PROVIDED RECORDS —
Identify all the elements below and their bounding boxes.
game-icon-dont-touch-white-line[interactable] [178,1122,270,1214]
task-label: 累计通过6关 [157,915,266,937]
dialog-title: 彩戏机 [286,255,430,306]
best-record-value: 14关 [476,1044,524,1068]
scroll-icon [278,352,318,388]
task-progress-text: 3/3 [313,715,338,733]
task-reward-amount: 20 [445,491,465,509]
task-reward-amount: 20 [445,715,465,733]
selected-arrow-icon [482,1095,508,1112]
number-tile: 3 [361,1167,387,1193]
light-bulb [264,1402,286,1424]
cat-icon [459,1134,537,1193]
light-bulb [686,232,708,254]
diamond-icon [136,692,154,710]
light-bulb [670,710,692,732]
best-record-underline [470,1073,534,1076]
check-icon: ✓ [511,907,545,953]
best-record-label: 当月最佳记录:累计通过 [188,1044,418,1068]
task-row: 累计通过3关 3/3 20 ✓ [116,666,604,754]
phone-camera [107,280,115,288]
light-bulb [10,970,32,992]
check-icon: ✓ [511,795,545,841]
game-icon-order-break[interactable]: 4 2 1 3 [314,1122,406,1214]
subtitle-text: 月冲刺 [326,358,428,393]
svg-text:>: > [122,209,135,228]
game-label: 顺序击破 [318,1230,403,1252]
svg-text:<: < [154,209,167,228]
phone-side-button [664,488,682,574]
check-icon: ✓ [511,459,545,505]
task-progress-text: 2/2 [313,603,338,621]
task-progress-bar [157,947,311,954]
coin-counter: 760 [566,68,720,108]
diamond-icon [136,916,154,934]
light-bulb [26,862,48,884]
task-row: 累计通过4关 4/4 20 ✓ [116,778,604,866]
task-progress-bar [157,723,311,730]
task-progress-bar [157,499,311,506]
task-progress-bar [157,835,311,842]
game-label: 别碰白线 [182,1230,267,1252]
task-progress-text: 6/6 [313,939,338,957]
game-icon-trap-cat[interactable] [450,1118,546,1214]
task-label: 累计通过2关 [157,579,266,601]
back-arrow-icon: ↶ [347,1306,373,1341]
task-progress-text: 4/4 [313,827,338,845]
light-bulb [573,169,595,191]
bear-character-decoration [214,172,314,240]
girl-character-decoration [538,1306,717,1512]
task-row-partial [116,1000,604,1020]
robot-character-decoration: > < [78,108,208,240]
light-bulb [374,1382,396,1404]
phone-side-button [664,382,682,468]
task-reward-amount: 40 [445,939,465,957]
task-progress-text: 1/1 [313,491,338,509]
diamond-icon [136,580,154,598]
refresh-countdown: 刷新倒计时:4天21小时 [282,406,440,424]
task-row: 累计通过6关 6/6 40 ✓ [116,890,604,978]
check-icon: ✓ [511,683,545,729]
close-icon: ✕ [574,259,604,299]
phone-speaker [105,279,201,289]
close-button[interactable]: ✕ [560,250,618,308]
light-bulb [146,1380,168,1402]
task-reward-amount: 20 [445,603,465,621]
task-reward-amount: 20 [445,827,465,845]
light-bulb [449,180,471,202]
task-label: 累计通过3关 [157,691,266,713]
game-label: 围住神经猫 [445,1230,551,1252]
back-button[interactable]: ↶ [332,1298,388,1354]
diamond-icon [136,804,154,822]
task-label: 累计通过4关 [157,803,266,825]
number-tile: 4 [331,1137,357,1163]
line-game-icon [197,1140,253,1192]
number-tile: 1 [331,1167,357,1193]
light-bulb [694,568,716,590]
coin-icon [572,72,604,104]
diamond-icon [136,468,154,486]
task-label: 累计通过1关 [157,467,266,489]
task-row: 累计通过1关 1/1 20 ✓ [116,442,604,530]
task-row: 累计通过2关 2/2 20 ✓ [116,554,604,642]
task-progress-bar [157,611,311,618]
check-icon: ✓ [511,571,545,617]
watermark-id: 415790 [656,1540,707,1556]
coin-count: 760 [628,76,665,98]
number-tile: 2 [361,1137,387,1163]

TO BE DONE — Pull every line from the items above and reproduce each one unchanged.

EXPECTED ANSWER —
Identify all the elements below and their bounding boxes.
game-icon-dont-touch-white-line[interactable] [178,1122,270,1214]
task-label: 累计通过6关 [157,915,266,937]
dialog-title: 彩戏机 [286,255,430,306]
best-record-value: 14关 [476,1044,524,1068]
scroll-icon [278,352,318,388]
task-progress-text: 3/3 [313,715,338,733]
task-reward-amount: 20 [445,491,465,509]
task-reward-amount: 20 [445,715,465,733]
selected-arrow-icon [482,1095,508,1112]
number-tile: 3 [361,1167,387,1193]
light-bulb [264,1402,286,1424]
cat-icon [459,1134,537,1193]
light-bulb [686,232,708,254]
diamond-icon [136,692,154,710]
light-bulb [670,710,692,732]
best-record-underline [470,1073,534,1076]
check-icon: ✓ [511,907,545,953]
best-record-label: 当月最佳记录:累计通过 [188,1044,418,1068]
task-row: 累计通过3关 3/3 20 ✓ [116,666,604,754]
phone-camera [107,280,115,288]
light-bulb [10,970,32,992]
check-icon: ✓ [511,795,545,841]
game-icon-order-break[interactable]: 4 2 1 3 [314,1122,406,1214]
subtitle-text: 月冲刺 [326,358,428,393]
svg-text:>: > [122,209,135,228]
game-label: 顺序击破 [318,1230,403,1252]
svg-text:<: < [154,209,167,228]
phone-side-button [664,488,682,574]
check-icon: ✓ [511,459,545,505]
task-progress-text: 2/2 [313,603,338,621]
task-progress-bar [157,947,311,954]
coin-counter: 760 [566,68,720,108]
diamond-icon [136,916,154,934]
light-bulb [26,862,48,884]
task-row: 累计通过4关 4/4 20 ✓ [116,778,604,866]
task-progress-bar [157,723,311,730]
task-progress-bar [157,499,311,506]
task-progress-bar [157,835,311,842]
game-label: 别碰白线 [182,1230,267,1252]
task-progress-text: 6/6 [313,939,338,957]
game-icon-trap-cat[interactable] [450,1118,546,1214]
task-label: 累计通过2关 [157,579,266,601]
back-arrow-icon: ↶ [347,1306,373,1341]
task-progress-text: 4/4 [313,827,338,845]
light-bulb [573,169,595,191]
bear-character-decoration [214,172,314,240]
girl-character-decoration [538,1306,717,1512]
task-row-partial [116,1000,604,1020]
robot-character-decoration: > < [78,108,208,240]
light-bulb [374,1382,396,1404]
phone-side-button [664,382,682,468]
task-reward-amount: 40 [445,939,465,957]
task-progress-text: 1/1 [313,491,338,509]
diamond-icon [136,580,154,598]
refresh-countdown: 刷新倒计时:4天21小时 [282,406,440,424]
task-row: 累计通过6关 6/6 40 ✓ [116,890,604,978]
check-icon: ✓ [511,683,545,729]
close-icon: ✕ [574,259,604,299]
phone-speaker [105,279,201,289]
close-button[interactable]: ✕ [560,250,618,308]
light-bulb [146,1380,168,1402]
task-reward-amount: 20 [445,603,465,621]
task-reward-amount: 20 [445,827,465,845]
light-bulb [449,180,471,202]
task-label: 累计通过3关 [157,691,266,713]
game-label: 围住神经猫 [445,1230,551,1252]
back-button[interactable]: ↶ [332,1298,388,1354]
diamond-icon [136,804,154,822]
task-label: 累计通过4关 [157,803,266,825]
number-tile: 4 [331,1137,357,1163]
line-game-icon [197,1140,253,1192]
number-tile: 1 [331,1167,357,1193]
light-bulb [694,568,716,590]
coin-icon [572,72,604,104]
diamond-icon [136,468,154,486]
task-label: 累计通过1关 [157,467,266,489]
task-row: 累计通过1关 1/1 20 ✓ [116,442,604,530]
task-row: 累计通过2关 2/2 20 ✓ [116,554,604,642]
task-progress-bar [157,611,311,618]
check-icon: ✓ [511,571,545,617]
watermark-id: 415790 [656,1540,707,1556]
coin-count: 760 [628,76,665,98]
number-tile: 2 [361,1137,387,1163]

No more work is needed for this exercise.